_Stated exercise_
Pull out every line below holding the word "title".

--- begin ---

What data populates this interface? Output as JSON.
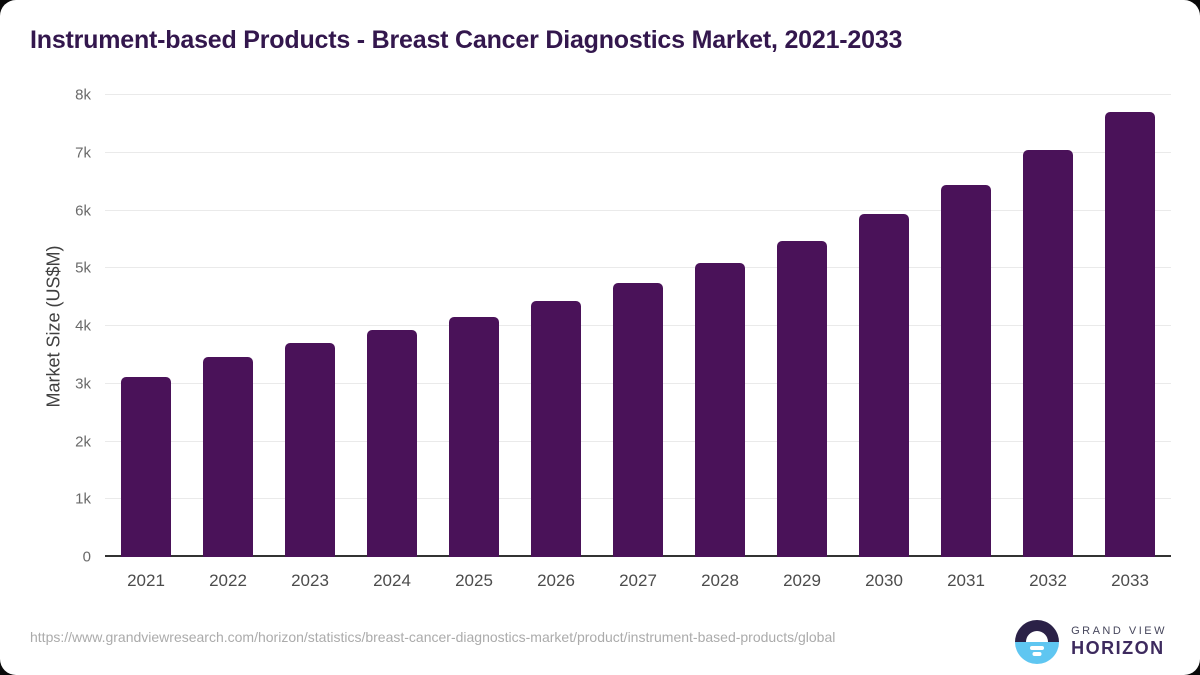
{
  "chart_data": {
    "type": "bar",
    "title": "Instrument-based Products - Breast Cancer Diagnostics Market, 2021-2033",
    "xlabel": "",
    "ylabel": "Market Size (US$M)",
    "categories": [
      "2021",
      "2022",
      "2023",
      "2024",
      "2025",
      "2026",
      "2027",
      "2028",
      "2029",
      "2030",
      "2031",
      "2032",
      "2033"
    ],
    "values": [
      3120,
      3470,
      3700,
      3930,
      4150,
      4440,
      4750,
      5090,
      5480,
      5940,
      6450,
      7040,
      7710
    ],
    "ylim": [
      0,
      8000
    ],
    "y_ticks": [
      {
        "label": "0",
        "value": 0
      },
      {
        "label": "1k",
        "value": 1000
      },
      {
        "label": "2k",
        "value": 2000
      },
      {
        "label": "3k",
        "value": 3000
      },
      {
        "label": "4k",
        "value": 4000
      },
      {
        "label": "5k",
        "value": 5000
      },
      {
        "label": "6k",
        "value": 6000
      },
      {
        "label": "7k",
        "value": 7000
      },
      {
        "label": "8k",
        "value": 8000
      }
    ],
    "grid": "horizontal",
    "legend": "none",
    "bar_color": "#4a1259"
  },
  "colors": {
    "title": "#33174d",
    "bar": "#4a1259",
    "gridline": "#eaeaea",
    "axis_line": "#333333",
    "y_tick_text": "#6a6a6a",
    "x_tick_text": "#4c4c4c",
    "footer_text": "#ababab",
    "logo_navy": "#2b2147",
    "logo_blue": "#5fc6f1"
  },
  "footer": {
    "url_text": "https://www.grandviewresearch.com/horizon/statistics/breast-cancer-diagnostics-market/product/instrument-based-products/global"
  },
  "logo": {
    "icon": "horizon-sun-circle-icon",
    "line1": "GRAND VIEW",
    "line2": "HORIZON"
  }
}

--- end ---

_Final result_
    "title": "Instrument-based Products - Breast Cancer Diagnostics Market, 2021-2033",
    "title": "#33174d",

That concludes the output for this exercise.